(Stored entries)

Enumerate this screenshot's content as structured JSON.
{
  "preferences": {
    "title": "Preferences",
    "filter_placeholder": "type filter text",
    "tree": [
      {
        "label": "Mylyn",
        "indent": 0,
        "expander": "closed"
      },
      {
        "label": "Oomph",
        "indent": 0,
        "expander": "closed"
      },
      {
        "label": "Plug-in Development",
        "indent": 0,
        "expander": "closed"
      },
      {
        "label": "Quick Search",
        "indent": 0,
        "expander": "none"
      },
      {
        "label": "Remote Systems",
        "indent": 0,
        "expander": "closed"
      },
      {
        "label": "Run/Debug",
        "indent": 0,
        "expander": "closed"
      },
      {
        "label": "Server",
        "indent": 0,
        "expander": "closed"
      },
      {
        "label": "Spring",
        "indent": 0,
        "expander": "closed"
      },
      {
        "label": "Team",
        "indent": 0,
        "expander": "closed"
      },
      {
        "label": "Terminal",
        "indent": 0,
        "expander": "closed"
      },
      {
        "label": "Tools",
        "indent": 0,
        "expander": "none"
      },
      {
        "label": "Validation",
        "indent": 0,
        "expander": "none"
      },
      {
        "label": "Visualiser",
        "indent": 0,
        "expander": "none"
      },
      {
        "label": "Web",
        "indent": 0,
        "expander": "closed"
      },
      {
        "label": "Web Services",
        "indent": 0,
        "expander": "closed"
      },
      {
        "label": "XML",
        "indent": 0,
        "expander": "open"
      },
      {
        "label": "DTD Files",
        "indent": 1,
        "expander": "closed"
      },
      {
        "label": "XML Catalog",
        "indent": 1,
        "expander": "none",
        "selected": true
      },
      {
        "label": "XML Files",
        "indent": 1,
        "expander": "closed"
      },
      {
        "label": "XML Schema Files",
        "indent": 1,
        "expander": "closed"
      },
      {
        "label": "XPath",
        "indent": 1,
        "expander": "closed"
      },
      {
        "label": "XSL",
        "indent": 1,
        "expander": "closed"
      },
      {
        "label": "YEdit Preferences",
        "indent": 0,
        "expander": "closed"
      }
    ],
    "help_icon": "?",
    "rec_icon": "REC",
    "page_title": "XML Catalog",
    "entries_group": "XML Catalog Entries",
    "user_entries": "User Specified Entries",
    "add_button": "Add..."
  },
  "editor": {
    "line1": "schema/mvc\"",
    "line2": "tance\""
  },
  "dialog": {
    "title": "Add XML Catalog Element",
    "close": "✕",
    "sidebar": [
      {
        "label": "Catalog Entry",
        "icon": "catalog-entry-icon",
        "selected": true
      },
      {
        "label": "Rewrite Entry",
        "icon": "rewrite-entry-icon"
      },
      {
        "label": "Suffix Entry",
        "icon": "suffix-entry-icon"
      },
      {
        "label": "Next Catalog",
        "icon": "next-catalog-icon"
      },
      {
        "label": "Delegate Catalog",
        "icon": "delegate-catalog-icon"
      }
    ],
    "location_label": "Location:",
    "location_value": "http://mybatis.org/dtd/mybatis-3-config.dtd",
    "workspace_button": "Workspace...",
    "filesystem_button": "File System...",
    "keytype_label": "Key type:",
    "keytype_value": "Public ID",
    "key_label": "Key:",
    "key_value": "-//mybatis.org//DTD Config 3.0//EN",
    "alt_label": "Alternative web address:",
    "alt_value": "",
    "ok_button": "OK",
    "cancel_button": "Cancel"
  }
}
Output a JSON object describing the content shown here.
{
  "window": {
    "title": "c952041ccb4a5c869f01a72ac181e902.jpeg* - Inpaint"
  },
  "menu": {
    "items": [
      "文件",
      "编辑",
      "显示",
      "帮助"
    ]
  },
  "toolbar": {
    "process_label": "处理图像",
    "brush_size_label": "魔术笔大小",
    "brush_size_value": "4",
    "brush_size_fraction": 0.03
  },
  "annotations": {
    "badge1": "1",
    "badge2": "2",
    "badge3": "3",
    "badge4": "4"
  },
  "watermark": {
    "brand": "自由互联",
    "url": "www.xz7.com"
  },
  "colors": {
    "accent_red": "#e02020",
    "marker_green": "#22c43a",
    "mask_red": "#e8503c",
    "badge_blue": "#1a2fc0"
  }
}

SET TASK =>
Please list every line of the records that contains "mybatis".

ANSWER TO THE TASK =>
    "location_value": "http://mybatis.org/dtd/mybatis-3-config.dtd",
    "key_value": "-//mybatis.org//DTD Config 3.0//EN",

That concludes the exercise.